Figure collection entries
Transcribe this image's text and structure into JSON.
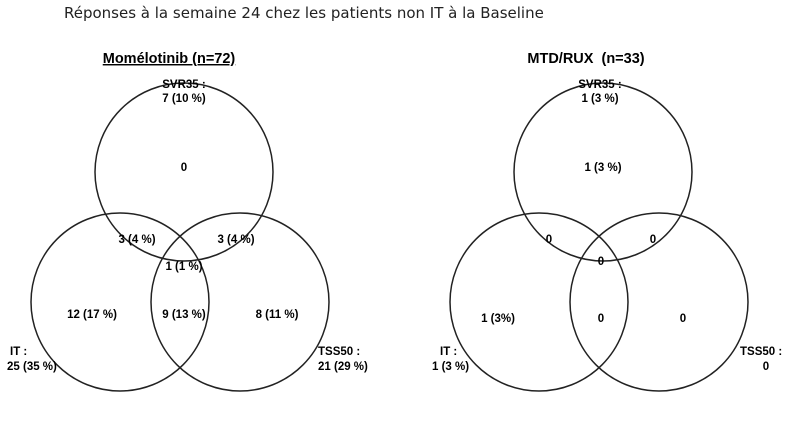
{
  "title": "Réponses à la semaine 24 chez les patients non IT à la Baseline",
  "panels": [
    {
      "heading": "Momélotinib (n=72)",
      "sets": {
        "svr35": {
          "name": "SVR35 :",
          "total": "7 (10 %)"
        },
        "it": {
          "name": "IT :",
          "total": "25 (35 %)"
        },
        "tss50": {
          "name": "TSS50 :",
          "total": "21 (29 %)"
        }
      },
      "regions": {
        "svr_only": "0",
        "svr_it": "3 (4 %)",
        "svr_tss": "3 (4 %)",
        "all_three": "1 (1 %)",
        "it_only": "12 (17 %)",
        "it_tss": "9 (13 %)",
        "tss_only": "8 (11 %)"
      }
    },
    {
      "heading": "MTD/RUX  (n=33)",
      "sets": {
        "svr35": {
          "name": "SVR35 :",
          "total": "1 (3 %)"
        },
        "it": {
          "name": "IT :",
          "total": "1 (3 %)"
        },
        "tss50": {
          "name": "TSS50 :",
          "total": "0"
        }
      },
      "regions": {
        "svr_only": "1 (3 %)",
        "svr_it": "0",
        "svr_tss": "0",
        "all_three": "0",
        "it_only": "1 (3%)",
        "it_tss": "0",
        "tss_only": "0"
      }
    }
  ]
}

Directions for this task
Without copying any picture, write out the entries exactly.

Solution to this exercise
Transcribe this image's text and structure into JSON.
{
  "title": "Réponses à la semaine 24 chez les patients non IT à la Baseline",
  "panels": [
    {
      "heading": "Momélotinib (n=72)",
      "sets": {
        "svr35": {
          "name": "SVR35 :",
          "total": "7 (10 %)"
        },
        "it": {
          "name": "IT :",
          "total": "25 (35 %)"
        },
        "tss50": {
          "name": "TSS50 :",
          "total": "21 (29 %)"
        }
      },
      "regions": {
        "svr_only": "0",
        "svr_it": "3 (4 %)",
        "svr_tss": "3 (4 %)",
        "all_three": "1 (1 %)",
        "it_only": "12 (17 %)",
        "it_tss": "9 (13 %)",
        "tss_only": "8 (11 %)"
      }
    },
    {
      "heading": "MTD/RUX  (n=33)",
      "sets": {
        "svr35": {
          "name": "SVR35 :",
          "total": "1 (3 %)"
        },
        "it": {
          "name": "IT :",
          "total": "1 (3 %)"
        },
        "tss50": {
          "name": "TSS50 :",
          "total": "0"
        }
      },
      "regions": {
        "svr_only": "1 (3 %)",
        "svr_it": "0",
        "svr_tss": "0",
        "all_three": "0",
        "it_only": "1 (3%)",
        "it_tss": "0",
        "tss_only": "0"
      }
    }
  ]
}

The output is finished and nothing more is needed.